Objective: Pictures do not belong in the copy; transcribe everything else in the records exactly.

Entries from a dataset:
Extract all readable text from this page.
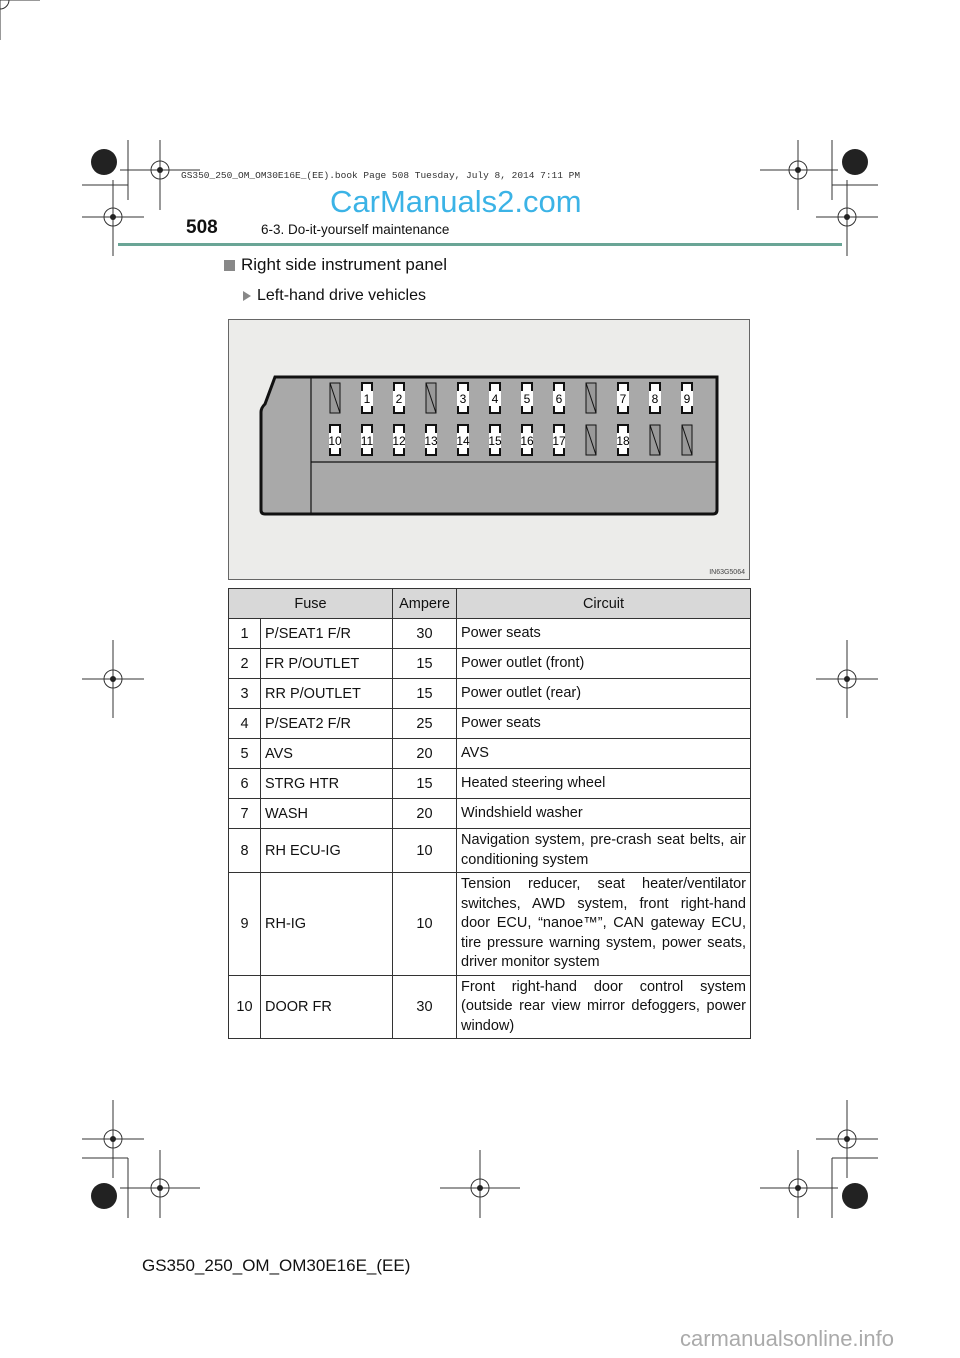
GS350_250_OM_OM30E16E_(EE).book Page 508 Tuesday, July 8, 2014 7:11 PM
CarManuals2.com
508	6-3. Do-it-yourself maintenance
Right side instrument panel
Left-hand drive vehicles
1 2	3 4 5 6	7 8 9
10 11 12 13 14 15 16 17	18
IN63G5064
Fuse		Ampere	Circuit
1	P/SEAT1 F/R	30	Power seats
2	FR P/OUTLET	15	Power outlet (front)
3	RR P/OUTLET	15	Power outlet (rear)
4	P/SEAT2 F/R	25	Power seats
5	AVS	20	AVS
6	STRG HTR	15	Heated steering wheel
7	WASH	20	Windshield washer
8	RH ECU-IG	10	Navigation system, pre-crash seat belts, air conditioning system
9	RH-IG	10	Tension reducer, seat heater/ventilator switches, AWD system, front right-hand door ECU, “nanoe™”, CAN gateway ECU, tire pressure warning system, power seats, driver monitor system
10	DOOR FR	30	Front right-hand door control system (outside rear view mirror defoggers, power window)
GS350_250_OM_OM30E16E_(EE)
carmanualsonline.info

Exercise solution:
Extract all readable text from this page.
GS350_250_OM_OM30E16E_(EE).book Page 508 Tuesday, July 8, 2014 7:11 PM
CarManuals2.com
508	6-3. Do-it-yourself maintenance
Right side instrument panel
Left-hand drive vehicles
1 2	3 4 5 6	7 8 9
10 11 12 13 14 15 16 17	18
IN63G5064
Fuse		Ampere	Circuit
1	P/SEAT1 F/R	30	Power seats
2	FR P/OUTLET	15	Power outlet (front)
3	RR P/OUTLET	15	Power outlet (rear)
4	P/SEAT2 F/R	25	Power seats
5	AVS	20	AVS
6	STRG HTR	15	Heated steering wheel
7	WASH	20	Windshield washer
8	RH ECU-IG	10	Navigation system, pre-crash seat belts, air conditioning system
9	RH-IG	10	Tension reducer, seat heater/ventilator switches, AWD system, front right-hand door ECU, “nanoe™”, CAN gateway ECU, tire pressure warning system, power seats, driver monitor system
10	DOOR FR	30	Front right-hand door control system (outside rear view mirror defoggers, power window)
GS350_250_OM_OM30E16E_(EE)
carmanualsonline.info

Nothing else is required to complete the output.